Stored data entries
%%
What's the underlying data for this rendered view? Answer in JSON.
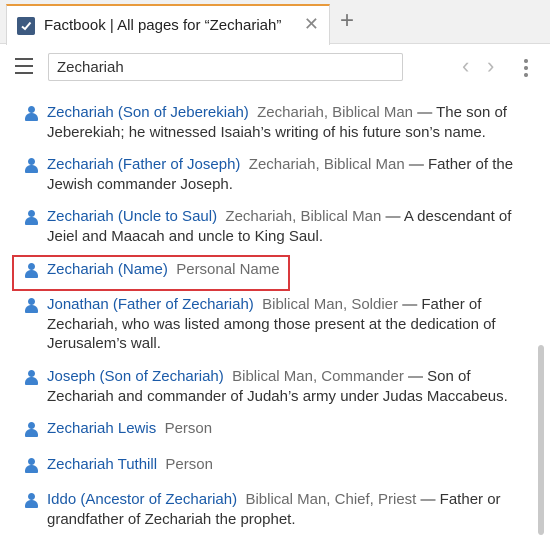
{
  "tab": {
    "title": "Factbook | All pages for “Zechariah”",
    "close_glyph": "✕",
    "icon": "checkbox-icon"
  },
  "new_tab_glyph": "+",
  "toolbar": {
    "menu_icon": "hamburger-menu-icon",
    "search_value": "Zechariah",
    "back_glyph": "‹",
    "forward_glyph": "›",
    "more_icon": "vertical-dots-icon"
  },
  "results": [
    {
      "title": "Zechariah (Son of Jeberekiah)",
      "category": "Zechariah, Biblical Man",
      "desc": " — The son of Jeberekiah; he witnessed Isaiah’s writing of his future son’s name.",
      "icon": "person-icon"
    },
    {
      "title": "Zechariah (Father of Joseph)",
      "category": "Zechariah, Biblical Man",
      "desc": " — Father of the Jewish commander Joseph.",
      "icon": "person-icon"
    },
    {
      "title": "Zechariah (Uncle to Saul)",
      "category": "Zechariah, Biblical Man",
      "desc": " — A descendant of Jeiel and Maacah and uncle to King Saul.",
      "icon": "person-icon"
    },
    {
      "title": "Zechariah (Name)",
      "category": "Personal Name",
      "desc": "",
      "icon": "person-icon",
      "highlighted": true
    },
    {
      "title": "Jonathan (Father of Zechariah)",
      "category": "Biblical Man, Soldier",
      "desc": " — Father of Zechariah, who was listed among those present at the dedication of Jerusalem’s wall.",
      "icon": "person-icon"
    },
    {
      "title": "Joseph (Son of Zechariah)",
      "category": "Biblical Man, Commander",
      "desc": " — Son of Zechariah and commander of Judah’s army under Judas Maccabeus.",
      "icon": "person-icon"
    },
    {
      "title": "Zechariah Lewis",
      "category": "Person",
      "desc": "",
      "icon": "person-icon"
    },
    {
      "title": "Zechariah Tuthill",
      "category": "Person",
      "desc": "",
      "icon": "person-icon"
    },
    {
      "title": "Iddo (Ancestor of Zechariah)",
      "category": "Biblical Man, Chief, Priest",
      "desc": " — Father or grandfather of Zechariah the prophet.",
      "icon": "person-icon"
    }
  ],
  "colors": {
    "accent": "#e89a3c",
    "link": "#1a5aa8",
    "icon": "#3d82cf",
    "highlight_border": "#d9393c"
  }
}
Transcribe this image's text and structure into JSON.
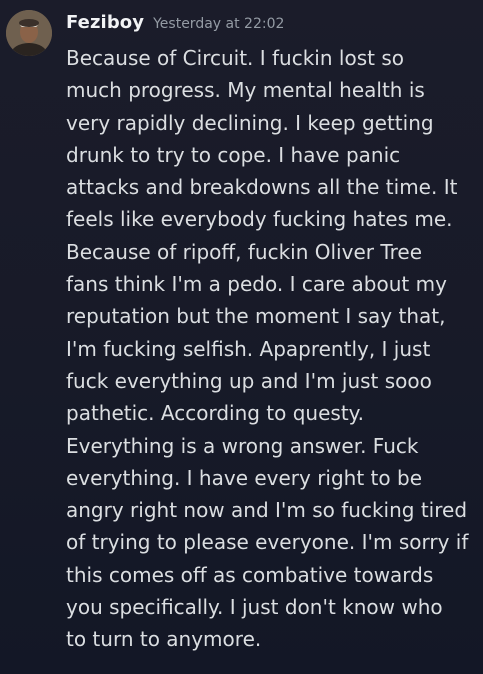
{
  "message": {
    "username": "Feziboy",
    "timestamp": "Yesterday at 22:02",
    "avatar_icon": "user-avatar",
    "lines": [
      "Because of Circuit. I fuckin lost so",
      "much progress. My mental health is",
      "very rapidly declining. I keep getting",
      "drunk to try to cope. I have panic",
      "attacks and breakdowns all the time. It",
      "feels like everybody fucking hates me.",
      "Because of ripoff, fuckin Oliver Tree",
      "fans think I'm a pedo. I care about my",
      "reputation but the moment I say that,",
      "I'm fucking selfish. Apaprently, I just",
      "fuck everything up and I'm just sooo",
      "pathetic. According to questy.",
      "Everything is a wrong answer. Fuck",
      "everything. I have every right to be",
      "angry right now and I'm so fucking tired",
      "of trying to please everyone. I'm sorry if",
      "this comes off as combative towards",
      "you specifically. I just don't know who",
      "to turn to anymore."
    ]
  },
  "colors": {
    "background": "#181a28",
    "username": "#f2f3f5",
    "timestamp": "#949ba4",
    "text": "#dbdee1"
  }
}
%%
EXERCISE
Say how many lines in the listing above include "Joseph". Give nothing but the number.

SOLUTION
3